> [Exercise brief]: Pull out every line with the word "icon".

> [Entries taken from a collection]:
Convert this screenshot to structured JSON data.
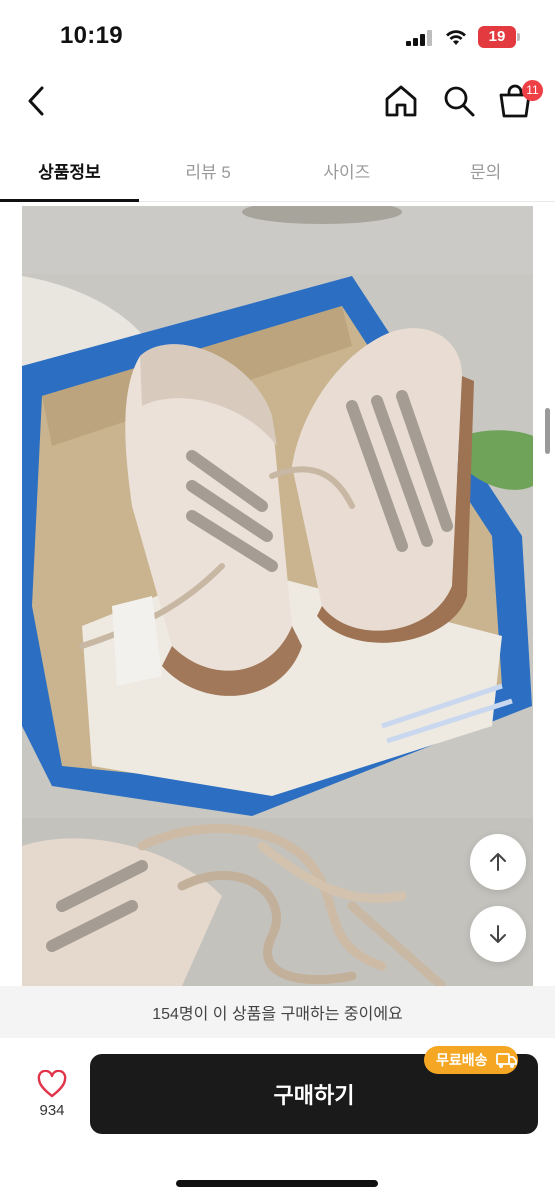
{
  "status": {
    "time": "10:19",
    "battery": "19",
    "battery_color": "#e23a3f"
  },
  "header": {
    "back_icon": "chevron-left-icon",
    "home_icon": "home-icon",
    "search_icon": "search-icon",
    "cart_icon": "shopping-bag-icon",
    "cart_count": "11"
  },
  "tabs": [
    {
      "label": "상품정보",
      "active": true
    },
    {
      "label": "리뷰 5",
      "active": false
    },
    {
      "label": "사이즈",
      "active": false
    },
    {
      "label": "문의",
      "active": false
    }
  ],
  "product_image": {
    "alt": "adidas"
  },
  "scroll_buttons": {
    "up_icon": "arrow-up-icon",
    "down_icon": "arrow-down-icon"
  },
  "bottom": {
    "viewer_text": "154명이 이 상품을 구매하는 중이에요",
    "like_count": "934",
    "like_icon": "heart-icon",
    "buy_label": "구매하기",
    "shipping_badge": "무료배송",
    "shipping_icon": "truck-icon",
    "accent_color": "#f5a623"
  }
}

> [Written solution]:
    "back_icon": "chevron-left-icon",
    "home_icon": "home-icon",
    "search_icon": "search-icon",
    "cart_icon": "shopping-bag-icon",
    "up_icon": "arrow-up-icon",
    "down_icon": "arrow-down-icon"
    "like_icon": "heart-icon",
    "shipping_icon": "truck-icon",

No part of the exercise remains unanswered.